| Given problem |
Read the records and write them out again exactly.
+++++
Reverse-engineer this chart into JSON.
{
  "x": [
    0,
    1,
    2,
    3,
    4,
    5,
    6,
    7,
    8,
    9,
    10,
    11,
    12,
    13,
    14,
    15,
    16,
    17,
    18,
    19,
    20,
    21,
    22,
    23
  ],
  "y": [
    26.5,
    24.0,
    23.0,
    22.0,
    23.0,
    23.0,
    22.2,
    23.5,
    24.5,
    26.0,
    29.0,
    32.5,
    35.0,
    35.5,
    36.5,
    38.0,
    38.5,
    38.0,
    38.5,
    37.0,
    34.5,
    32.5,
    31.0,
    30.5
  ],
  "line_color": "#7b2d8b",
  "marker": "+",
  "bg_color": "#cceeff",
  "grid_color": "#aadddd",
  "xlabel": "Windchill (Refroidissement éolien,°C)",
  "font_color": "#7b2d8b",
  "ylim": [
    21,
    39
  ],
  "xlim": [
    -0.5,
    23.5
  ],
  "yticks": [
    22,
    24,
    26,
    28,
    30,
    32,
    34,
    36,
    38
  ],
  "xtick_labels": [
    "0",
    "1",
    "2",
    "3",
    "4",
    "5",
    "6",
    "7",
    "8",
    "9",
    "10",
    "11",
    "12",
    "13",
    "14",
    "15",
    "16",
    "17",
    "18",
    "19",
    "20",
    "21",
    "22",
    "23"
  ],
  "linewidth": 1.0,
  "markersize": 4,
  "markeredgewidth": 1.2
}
+++++
| Answer below |
Reverse-engineer this chart into JSON.
{
  "x": [
    0,
    1,
    2,
    3,
    4,
    5,
    6,
    7,
    8,
    9,
    10,
    11,
    12,
    13,
    14,
    15,
    16,
    17,
    18,
    19,
    20,
    21,
    22,
    23
  ],
  "y": [
    26.5,
    24.0,
    23.0,
    22.0,
    23.0,
    23.0,
    22.2,
    23.5,
    24.5,
    26.0,
    29.0,
    32.5,
    35.0,
    35.5,
    36.5,
    38.0,
    38.5,
    38.0,
    38.5,
    37.0,
    34.5,
    32.5,
    31.0,
    30.5
  ],
  "line_color": "#7b2d8b",
  "marker": "+",
  "bg_color": "#cceeff",
  "grid_color": "#aadddd",
  "xlabel": "Windchill (Refroidissement éolien,°C)",
  "font_color": "#7b2d8b",
  "ylim": [
    21,
    39
  ],
  "xlim": [
    -0.5,
    23.5
  ],
  "yticks": [
    22,
    24,
    26,
    28,
    30,
    32,
    34,
    36,
    38
  ],
  "xtick_labels": [
    "0",
    "1",
    "2",
    "3",
    "4",
    "5",
    "6",
    "7",
    "8",
    "9",
    "10",
    "11",
    "12",
    "13",
    "14",
    "15",
    "16",
    "17",
    "18",
    "19",
    "20",
    "21",
    "22",
    "23"
  ],
  "linewidth": 1.0,
  "markersize": 4,
  "markeredgewidth": 1.2
}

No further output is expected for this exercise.